[Dataset rows about figures]
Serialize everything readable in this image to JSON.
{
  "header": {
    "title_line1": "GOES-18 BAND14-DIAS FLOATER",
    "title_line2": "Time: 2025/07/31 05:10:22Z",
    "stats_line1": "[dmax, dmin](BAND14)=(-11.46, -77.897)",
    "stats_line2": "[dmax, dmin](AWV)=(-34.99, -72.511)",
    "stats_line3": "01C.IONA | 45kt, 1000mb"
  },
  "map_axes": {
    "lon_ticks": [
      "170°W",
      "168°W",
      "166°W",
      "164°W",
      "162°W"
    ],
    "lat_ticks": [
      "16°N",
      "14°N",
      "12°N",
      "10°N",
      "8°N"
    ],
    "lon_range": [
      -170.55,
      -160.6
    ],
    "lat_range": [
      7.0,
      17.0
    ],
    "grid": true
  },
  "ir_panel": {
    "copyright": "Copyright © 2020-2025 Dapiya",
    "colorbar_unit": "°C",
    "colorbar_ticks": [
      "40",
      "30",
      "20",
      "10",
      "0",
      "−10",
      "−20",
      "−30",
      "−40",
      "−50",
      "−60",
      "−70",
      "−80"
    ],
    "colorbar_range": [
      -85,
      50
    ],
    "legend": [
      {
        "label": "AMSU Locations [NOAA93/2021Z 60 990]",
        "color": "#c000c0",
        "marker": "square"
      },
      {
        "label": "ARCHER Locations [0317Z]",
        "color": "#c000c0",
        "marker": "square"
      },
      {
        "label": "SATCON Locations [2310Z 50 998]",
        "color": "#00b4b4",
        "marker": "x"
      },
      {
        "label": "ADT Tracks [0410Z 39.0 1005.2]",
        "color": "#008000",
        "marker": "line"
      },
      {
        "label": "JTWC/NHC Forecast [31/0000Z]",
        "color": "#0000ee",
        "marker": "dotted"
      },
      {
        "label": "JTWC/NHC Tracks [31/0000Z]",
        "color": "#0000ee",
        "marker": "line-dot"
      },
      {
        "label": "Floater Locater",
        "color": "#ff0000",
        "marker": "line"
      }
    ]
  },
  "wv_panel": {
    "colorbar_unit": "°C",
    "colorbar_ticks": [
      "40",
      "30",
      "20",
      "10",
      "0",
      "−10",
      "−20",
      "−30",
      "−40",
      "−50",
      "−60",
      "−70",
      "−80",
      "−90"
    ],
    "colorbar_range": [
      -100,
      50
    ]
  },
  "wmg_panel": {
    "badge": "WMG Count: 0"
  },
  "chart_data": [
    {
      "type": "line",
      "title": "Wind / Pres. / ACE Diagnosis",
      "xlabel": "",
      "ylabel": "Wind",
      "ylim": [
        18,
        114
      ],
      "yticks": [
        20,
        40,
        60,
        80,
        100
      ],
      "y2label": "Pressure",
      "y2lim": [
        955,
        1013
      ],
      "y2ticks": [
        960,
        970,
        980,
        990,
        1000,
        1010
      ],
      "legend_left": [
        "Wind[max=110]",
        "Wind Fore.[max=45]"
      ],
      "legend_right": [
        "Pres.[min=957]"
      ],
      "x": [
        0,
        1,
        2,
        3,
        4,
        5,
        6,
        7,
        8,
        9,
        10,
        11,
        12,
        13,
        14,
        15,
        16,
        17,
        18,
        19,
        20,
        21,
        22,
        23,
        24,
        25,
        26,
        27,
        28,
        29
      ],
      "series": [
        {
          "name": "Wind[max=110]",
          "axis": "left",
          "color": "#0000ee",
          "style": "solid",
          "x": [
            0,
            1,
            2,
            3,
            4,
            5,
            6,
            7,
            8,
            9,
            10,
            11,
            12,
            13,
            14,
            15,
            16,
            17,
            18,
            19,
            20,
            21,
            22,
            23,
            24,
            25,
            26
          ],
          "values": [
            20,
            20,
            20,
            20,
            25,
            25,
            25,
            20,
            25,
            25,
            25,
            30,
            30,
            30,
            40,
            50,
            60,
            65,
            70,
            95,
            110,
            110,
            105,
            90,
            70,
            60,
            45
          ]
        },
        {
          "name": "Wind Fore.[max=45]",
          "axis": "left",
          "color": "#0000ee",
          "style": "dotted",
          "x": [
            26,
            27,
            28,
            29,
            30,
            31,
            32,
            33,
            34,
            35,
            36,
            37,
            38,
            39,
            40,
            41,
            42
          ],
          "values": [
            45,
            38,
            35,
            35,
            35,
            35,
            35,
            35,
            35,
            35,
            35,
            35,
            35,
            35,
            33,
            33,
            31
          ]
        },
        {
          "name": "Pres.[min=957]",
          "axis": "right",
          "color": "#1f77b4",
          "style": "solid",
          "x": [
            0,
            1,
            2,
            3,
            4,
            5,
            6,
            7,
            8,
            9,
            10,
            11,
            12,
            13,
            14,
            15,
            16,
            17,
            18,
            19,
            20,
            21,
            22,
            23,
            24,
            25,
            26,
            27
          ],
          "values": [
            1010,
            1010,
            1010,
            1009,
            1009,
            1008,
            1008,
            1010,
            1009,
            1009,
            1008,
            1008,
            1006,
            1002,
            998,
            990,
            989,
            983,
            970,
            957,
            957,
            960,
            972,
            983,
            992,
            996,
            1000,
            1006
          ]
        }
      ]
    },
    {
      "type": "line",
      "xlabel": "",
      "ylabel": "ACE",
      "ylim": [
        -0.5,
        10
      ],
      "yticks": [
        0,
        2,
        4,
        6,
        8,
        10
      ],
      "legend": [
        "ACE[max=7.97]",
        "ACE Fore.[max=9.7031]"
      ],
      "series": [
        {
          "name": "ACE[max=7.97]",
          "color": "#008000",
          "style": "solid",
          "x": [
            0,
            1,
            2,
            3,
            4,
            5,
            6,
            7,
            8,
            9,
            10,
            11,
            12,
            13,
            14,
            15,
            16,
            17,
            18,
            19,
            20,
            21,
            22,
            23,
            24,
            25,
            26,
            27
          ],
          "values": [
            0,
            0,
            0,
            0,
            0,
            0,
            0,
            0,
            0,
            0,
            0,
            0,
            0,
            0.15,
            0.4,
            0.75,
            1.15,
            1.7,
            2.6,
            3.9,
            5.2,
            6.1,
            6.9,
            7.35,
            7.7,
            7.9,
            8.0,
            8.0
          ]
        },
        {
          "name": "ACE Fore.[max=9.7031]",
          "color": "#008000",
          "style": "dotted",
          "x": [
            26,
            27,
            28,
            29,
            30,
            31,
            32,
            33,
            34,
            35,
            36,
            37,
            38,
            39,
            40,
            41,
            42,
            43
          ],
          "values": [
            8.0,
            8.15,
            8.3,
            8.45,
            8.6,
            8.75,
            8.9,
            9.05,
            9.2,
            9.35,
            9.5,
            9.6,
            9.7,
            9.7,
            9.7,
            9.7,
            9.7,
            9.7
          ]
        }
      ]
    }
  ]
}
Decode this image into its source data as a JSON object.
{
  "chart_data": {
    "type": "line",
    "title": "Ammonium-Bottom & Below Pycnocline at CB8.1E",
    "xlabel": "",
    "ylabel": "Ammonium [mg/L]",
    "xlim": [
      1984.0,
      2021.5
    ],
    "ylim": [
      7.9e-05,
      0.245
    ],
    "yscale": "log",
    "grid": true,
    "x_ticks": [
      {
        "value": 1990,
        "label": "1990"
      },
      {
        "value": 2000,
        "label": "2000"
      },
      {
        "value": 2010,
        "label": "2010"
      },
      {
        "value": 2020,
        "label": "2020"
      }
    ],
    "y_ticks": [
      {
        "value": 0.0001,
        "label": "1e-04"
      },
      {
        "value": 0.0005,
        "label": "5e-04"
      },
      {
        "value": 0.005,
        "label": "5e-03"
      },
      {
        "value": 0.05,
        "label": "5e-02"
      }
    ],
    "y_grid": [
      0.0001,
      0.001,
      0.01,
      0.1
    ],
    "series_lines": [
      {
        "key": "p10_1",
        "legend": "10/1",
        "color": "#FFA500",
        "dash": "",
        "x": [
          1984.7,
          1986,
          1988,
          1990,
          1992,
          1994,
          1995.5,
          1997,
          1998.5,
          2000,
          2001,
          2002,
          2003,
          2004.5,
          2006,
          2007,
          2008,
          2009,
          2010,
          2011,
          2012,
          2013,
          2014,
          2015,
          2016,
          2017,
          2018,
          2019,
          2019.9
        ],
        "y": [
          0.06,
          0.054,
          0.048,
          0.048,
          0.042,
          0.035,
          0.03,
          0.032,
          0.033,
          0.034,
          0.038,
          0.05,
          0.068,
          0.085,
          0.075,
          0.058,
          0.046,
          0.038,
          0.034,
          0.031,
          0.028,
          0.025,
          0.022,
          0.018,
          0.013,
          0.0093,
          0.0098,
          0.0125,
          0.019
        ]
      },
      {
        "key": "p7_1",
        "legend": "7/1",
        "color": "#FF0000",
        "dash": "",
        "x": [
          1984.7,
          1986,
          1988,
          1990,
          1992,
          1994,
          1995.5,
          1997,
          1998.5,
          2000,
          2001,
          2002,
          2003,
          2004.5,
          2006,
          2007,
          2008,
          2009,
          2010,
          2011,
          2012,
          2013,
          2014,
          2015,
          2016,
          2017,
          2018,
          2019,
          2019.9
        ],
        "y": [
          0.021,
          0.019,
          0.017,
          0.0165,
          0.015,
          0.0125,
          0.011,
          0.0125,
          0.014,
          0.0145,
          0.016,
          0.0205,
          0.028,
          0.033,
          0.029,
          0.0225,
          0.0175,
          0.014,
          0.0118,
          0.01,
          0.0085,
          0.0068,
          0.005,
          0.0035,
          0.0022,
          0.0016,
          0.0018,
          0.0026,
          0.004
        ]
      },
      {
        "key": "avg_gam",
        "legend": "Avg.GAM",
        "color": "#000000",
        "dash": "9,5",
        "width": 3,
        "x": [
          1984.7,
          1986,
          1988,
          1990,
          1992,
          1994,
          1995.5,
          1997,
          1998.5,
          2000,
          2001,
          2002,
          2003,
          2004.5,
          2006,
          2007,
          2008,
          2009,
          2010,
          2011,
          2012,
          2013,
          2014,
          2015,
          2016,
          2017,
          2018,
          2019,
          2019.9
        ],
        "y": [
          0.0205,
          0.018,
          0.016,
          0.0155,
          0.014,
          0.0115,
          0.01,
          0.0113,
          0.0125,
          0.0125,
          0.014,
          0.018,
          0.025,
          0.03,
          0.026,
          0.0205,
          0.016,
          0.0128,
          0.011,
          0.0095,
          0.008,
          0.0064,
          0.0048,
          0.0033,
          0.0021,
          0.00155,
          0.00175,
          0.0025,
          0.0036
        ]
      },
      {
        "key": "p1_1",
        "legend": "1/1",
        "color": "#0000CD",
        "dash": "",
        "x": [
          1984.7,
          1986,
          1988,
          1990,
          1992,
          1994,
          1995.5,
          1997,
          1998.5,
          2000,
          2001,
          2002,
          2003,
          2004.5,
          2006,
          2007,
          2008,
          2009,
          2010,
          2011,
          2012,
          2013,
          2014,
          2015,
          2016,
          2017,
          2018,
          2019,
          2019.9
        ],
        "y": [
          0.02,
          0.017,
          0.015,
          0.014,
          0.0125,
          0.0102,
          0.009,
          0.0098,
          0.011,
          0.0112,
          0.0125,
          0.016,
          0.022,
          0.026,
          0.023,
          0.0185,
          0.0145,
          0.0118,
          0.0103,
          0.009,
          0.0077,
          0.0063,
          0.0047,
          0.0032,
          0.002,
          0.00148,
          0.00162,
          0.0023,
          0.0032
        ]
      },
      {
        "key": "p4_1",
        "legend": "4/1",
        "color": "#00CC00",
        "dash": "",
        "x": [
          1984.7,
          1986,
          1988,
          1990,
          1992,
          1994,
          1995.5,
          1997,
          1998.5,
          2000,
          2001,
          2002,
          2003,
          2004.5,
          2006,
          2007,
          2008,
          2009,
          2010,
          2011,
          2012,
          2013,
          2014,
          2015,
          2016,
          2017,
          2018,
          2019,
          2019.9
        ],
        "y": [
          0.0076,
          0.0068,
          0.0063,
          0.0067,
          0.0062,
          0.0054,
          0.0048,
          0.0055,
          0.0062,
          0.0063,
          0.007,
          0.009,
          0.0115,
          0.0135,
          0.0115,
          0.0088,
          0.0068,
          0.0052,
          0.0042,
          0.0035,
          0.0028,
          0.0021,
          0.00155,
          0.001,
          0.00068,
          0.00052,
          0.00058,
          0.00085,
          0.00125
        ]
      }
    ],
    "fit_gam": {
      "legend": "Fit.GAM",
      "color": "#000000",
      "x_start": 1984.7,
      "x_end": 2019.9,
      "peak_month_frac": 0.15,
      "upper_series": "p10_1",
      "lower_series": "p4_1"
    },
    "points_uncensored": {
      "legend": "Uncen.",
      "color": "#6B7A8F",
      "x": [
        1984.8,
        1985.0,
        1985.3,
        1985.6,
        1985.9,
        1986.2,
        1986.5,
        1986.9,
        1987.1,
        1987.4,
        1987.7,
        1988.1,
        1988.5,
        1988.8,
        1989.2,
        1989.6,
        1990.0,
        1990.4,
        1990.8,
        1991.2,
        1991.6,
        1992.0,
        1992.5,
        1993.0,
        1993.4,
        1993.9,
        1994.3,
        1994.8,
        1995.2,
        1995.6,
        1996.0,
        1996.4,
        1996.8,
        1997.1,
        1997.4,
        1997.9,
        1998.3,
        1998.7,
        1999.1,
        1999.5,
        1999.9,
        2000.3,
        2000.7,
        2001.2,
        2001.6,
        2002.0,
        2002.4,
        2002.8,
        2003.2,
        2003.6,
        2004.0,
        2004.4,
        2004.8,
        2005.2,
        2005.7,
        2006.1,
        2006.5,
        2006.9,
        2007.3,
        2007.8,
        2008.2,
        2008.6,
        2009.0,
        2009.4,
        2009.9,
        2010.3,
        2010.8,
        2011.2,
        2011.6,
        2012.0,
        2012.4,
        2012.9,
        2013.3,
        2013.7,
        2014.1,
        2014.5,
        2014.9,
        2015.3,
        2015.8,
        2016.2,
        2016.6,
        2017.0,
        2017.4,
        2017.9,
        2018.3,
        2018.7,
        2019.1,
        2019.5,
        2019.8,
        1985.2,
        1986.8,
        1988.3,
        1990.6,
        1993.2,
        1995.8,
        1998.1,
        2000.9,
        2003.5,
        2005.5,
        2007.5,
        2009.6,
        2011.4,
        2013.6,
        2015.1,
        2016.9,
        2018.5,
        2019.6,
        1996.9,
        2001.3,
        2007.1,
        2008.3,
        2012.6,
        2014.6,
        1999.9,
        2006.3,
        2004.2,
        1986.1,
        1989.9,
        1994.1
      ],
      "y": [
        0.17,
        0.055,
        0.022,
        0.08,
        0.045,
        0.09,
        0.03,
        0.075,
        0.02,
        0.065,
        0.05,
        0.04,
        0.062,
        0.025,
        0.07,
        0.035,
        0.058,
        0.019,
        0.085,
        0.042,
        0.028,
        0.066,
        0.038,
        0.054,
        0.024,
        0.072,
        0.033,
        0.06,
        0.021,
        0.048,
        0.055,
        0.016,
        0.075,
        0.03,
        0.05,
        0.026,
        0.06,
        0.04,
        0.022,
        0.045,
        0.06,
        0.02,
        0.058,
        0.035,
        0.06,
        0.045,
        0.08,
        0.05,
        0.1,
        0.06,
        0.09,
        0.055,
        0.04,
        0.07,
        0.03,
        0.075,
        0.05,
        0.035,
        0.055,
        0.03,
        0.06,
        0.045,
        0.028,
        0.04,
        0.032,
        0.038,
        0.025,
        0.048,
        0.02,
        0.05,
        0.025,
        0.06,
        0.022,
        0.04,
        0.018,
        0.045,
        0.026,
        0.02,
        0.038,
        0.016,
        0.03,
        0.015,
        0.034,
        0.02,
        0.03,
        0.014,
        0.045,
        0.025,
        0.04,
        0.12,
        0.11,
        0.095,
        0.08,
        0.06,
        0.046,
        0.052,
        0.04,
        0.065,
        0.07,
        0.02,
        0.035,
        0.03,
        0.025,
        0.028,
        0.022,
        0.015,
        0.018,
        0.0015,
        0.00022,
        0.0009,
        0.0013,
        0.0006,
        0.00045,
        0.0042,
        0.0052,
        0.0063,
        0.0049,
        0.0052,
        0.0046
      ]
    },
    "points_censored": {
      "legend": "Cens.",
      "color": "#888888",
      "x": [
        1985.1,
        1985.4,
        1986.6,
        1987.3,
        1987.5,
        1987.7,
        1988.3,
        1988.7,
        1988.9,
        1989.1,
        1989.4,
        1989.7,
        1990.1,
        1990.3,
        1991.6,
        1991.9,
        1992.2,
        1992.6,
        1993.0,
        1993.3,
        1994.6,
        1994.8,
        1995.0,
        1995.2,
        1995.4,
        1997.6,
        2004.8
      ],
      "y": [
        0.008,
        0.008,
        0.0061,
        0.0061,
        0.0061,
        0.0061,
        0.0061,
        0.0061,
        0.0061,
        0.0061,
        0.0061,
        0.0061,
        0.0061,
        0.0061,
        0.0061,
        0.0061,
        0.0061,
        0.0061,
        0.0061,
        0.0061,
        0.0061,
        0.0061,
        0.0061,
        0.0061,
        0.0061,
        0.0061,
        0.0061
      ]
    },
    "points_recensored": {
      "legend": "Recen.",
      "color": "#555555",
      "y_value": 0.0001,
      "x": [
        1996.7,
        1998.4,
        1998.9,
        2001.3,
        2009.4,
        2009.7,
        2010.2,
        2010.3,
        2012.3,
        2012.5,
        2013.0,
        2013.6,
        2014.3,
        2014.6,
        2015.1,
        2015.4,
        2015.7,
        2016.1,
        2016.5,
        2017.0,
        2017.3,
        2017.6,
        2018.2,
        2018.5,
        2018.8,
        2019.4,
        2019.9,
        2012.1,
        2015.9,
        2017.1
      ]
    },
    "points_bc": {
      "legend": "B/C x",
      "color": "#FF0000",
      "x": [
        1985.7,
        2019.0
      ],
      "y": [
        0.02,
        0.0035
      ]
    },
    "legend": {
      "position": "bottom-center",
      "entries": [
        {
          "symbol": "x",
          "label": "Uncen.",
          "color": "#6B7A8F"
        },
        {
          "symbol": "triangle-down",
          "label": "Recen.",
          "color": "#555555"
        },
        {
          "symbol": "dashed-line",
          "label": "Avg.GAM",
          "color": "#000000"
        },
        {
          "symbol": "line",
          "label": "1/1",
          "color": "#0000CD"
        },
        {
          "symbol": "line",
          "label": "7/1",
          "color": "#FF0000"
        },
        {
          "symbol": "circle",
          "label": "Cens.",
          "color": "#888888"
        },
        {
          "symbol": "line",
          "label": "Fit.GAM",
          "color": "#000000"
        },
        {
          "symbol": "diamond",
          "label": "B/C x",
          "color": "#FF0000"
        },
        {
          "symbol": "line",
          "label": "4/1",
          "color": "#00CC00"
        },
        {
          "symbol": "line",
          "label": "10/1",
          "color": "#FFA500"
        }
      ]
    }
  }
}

WRITTEN TASK: Take every line containing the word "marker" and copy it.

EXERCISE OUTPUT:
        "marker": "square"
        "marker": "square"
        "marker": "x"
        "marker": "line"
        "marker": "dotted"
        "marker": "line-dot"
        "marker": "line"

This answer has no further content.